**** AVAILABLE DATA ****
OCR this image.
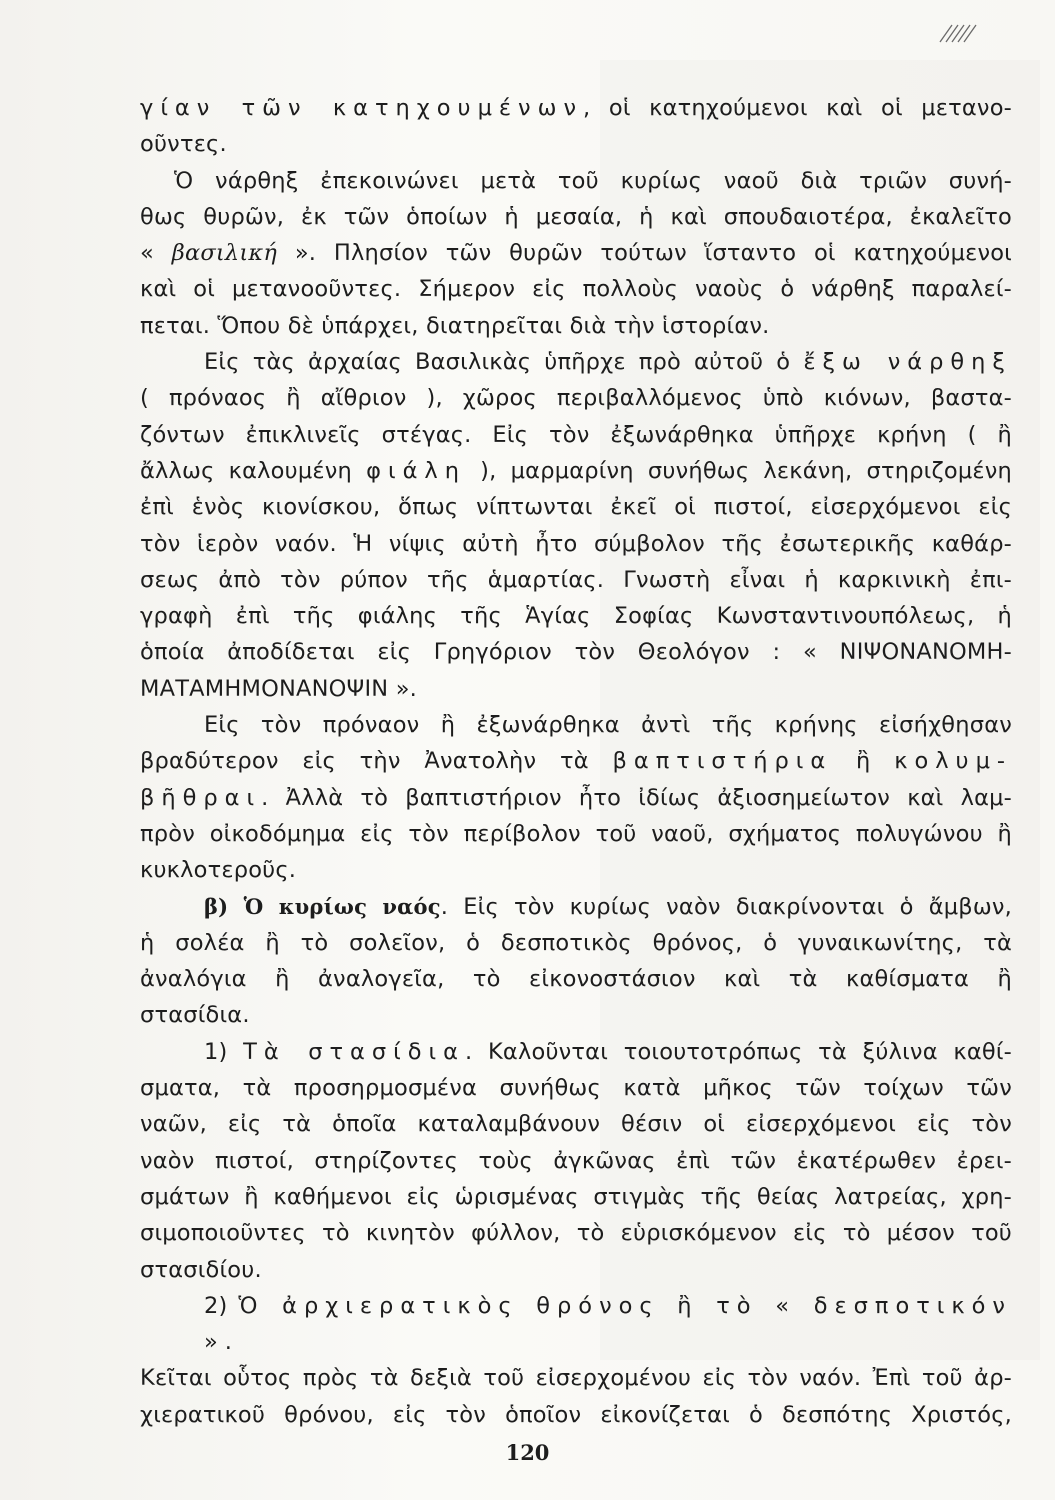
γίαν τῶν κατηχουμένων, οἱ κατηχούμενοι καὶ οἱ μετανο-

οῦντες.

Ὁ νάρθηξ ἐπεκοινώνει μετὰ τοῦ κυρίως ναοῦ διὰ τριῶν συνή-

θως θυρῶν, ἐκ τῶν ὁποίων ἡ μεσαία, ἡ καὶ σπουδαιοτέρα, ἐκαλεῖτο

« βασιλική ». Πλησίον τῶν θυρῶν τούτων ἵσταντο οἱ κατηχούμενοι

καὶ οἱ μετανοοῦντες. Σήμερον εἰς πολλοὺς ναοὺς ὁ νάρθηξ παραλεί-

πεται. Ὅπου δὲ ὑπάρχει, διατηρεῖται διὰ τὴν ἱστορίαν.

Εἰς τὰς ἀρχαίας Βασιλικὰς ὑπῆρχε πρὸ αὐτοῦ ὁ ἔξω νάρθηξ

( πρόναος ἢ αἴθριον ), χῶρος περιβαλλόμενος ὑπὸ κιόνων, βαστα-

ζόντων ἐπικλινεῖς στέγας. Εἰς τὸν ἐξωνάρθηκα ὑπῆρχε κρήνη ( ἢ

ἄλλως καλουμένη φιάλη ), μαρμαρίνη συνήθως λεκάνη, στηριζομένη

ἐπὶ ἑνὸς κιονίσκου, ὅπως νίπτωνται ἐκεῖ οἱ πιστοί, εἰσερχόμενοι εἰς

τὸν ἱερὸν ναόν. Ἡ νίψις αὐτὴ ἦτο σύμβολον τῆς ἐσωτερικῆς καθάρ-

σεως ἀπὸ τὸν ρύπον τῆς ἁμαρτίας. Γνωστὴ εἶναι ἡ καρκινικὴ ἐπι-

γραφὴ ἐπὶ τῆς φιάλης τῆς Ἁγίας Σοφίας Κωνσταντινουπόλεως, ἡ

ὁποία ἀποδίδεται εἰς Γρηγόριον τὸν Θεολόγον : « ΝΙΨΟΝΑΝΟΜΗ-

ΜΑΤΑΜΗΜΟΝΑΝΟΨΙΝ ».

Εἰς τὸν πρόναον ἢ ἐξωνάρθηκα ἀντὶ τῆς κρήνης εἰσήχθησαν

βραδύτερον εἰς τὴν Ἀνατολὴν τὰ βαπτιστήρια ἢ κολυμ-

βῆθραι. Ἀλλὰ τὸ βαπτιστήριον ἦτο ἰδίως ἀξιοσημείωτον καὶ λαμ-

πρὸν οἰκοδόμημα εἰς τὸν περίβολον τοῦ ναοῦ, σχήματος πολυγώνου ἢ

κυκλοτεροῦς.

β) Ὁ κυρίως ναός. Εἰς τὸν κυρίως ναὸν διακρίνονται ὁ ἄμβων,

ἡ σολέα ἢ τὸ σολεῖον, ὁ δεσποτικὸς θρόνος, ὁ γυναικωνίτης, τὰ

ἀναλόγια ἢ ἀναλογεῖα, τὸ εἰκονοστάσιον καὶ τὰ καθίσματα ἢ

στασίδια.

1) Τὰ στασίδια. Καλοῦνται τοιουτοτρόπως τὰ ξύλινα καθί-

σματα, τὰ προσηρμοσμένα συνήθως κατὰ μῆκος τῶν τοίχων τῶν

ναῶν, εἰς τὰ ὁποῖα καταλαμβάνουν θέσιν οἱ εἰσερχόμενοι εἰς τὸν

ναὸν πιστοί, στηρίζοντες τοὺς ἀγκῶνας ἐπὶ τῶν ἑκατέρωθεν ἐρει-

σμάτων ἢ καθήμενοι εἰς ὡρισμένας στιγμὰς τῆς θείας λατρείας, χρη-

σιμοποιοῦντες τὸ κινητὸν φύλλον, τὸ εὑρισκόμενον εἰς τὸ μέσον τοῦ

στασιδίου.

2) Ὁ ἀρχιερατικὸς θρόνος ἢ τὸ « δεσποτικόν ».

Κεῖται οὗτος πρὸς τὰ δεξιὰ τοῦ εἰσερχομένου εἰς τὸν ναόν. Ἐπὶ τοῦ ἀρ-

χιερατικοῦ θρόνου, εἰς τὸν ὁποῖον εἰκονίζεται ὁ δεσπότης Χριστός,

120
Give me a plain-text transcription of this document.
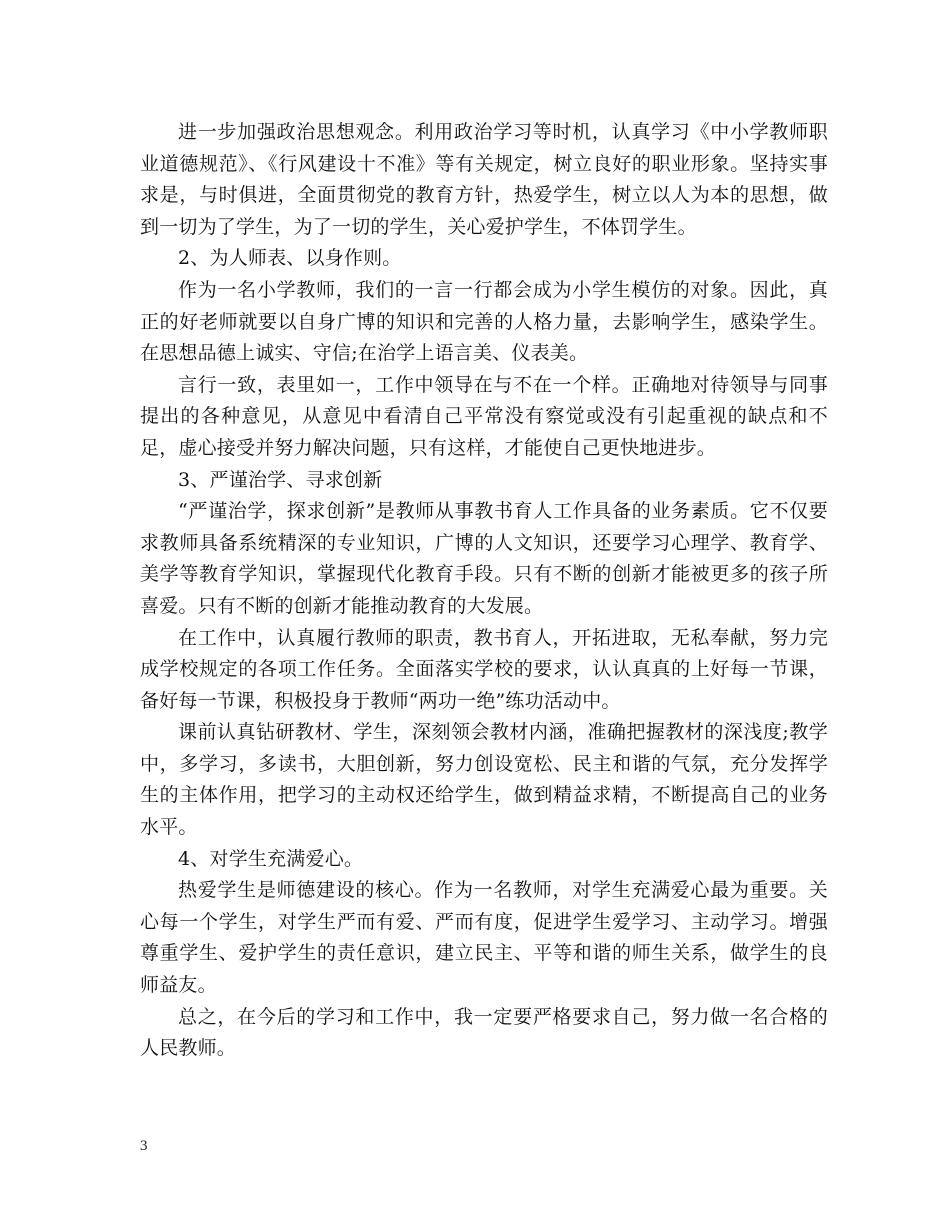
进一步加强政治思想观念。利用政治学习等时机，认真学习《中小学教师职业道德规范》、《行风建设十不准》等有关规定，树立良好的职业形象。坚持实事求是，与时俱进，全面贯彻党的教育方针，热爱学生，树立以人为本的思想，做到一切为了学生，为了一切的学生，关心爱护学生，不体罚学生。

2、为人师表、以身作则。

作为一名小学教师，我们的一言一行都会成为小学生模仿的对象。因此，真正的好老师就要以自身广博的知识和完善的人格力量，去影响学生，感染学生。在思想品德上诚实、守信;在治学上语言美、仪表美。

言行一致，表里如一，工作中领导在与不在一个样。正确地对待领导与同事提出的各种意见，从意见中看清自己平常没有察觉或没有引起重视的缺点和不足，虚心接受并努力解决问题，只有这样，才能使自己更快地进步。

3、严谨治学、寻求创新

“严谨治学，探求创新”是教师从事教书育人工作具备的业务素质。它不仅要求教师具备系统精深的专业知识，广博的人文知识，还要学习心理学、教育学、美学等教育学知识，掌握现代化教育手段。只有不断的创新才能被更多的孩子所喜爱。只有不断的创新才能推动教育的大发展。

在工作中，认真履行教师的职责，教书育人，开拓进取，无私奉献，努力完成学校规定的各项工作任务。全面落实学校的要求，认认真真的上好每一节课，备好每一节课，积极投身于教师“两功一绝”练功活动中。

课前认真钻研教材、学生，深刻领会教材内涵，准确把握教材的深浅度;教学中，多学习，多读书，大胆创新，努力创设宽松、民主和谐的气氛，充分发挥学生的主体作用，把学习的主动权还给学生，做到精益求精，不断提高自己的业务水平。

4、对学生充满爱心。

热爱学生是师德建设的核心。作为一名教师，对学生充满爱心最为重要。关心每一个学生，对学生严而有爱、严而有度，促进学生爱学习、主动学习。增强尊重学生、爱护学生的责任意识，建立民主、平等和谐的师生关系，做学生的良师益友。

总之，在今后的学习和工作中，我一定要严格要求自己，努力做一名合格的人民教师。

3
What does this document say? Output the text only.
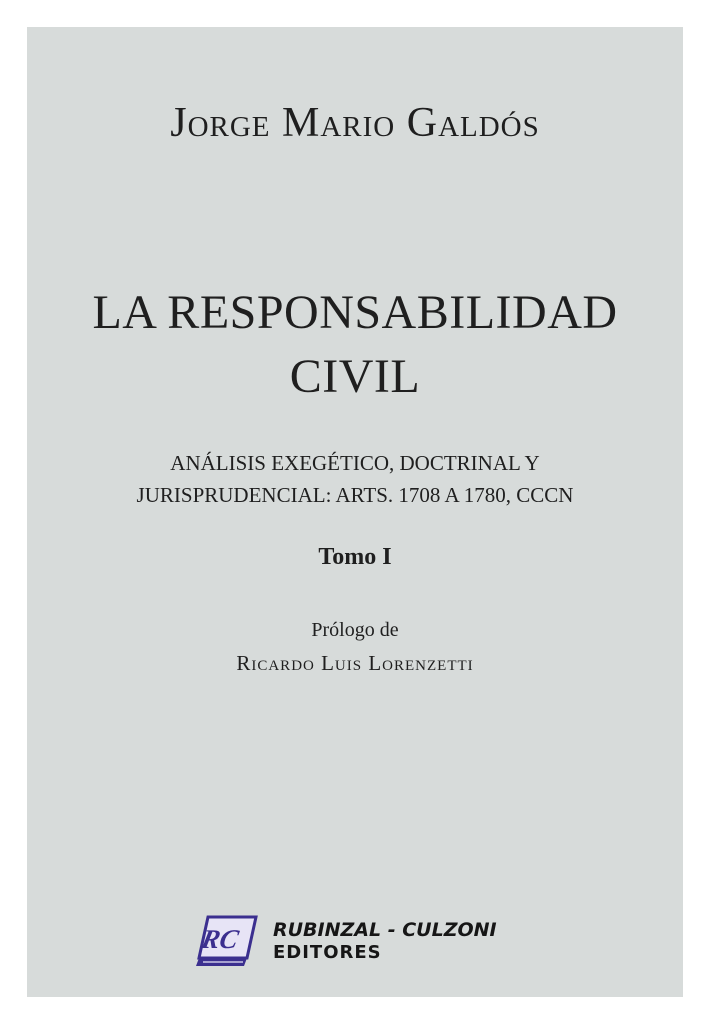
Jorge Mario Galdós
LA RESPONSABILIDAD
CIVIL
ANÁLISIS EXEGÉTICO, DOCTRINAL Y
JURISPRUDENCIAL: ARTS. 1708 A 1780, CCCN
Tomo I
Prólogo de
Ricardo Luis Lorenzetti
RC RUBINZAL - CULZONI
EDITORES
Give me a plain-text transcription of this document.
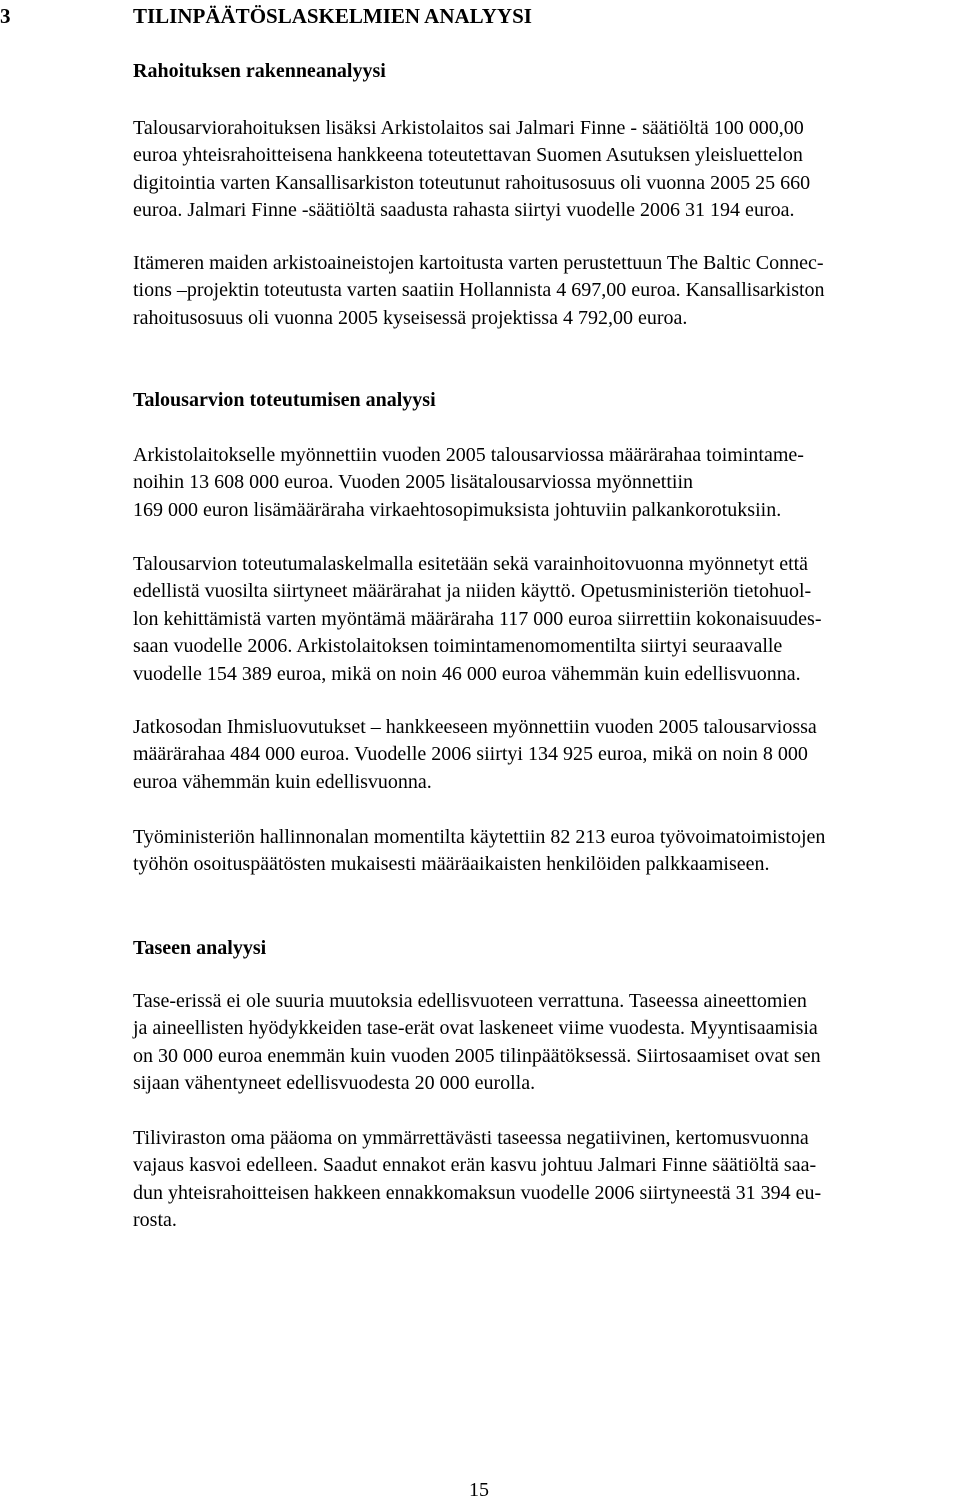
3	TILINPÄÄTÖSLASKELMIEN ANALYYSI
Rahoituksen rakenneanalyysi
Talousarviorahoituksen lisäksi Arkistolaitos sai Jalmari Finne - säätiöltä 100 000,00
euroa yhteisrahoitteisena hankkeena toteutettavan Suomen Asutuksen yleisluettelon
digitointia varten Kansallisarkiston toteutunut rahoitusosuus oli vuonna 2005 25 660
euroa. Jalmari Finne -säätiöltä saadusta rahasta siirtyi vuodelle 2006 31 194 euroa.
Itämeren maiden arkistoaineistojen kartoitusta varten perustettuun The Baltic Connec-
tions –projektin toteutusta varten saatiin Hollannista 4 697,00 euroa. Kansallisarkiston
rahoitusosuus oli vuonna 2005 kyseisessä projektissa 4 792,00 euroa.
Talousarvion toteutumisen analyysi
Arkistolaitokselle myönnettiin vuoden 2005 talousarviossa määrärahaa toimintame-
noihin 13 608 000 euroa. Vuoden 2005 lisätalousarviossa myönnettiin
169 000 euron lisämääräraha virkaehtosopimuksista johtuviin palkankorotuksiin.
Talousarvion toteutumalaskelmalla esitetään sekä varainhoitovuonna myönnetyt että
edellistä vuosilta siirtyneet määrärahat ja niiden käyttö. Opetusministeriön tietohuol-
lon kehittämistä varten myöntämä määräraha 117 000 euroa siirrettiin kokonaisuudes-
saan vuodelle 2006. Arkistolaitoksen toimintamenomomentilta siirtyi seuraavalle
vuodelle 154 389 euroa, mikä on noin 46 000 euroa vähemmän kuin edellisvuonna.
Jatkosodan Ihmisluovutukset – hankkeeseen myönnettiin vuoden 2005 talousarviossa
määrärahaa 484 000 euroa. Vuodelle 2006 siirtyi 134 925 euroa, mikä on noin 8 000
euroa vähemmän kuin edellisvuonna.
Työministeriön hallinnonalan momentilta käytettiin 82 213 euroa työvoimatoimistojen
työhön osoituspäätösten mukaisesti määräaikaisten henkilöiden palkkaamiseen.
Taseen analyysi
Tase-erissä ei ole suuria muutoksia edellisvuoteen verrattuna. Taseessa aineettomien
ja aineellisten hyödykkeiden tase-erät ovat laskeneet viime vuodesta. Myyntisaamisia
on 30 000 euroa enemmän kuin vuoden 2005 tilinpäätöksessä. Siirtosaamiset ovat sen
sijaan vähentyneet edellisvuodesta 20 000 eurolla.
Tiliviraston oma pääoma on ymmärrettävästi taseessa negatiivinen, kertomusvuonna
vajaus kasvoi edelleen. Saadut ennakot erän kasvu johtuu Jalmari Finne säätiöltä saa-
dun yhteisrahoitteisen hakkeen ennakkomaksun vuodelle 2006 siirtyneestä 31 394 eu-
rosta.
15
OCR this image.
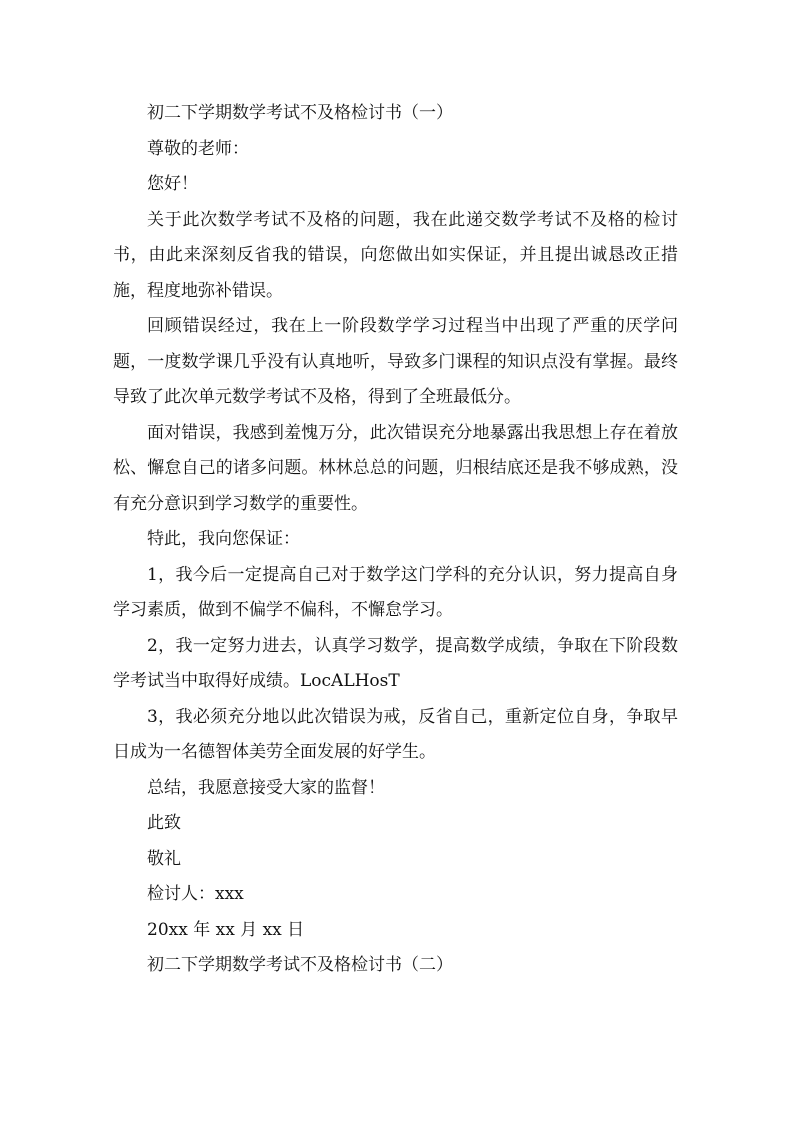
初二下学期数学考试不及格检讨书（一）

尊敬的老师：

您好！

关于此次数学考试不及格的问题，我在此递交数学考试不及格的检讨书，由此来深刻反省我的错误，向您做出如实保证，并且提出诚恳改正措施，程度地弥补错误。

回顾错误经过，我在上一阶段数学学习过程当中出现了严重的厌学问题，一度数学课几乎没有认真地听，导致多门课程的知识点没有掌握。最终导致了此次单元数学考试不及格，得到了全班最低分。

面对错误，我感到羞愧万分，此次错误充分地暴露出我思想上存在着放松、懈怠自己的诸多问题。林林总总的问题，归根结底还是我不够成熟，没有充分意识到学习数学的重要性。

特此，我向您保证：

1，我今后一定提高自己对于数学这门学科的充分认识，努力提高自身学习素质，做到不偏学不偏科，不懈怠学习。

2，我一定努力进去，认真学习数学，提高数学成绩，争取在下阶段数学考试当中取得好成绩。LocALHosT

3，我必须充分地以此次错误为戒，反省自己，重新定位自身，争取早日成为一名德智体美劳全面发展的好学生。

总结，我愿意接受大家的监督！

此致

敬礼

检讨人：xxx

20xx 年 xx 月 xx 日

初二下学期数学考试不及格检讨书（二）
****
**JOB:** Of the lines in the material, how many contain the word "ναὸν"? Reply with the number and nothing else.

**EXPECTED ANSWER:** 2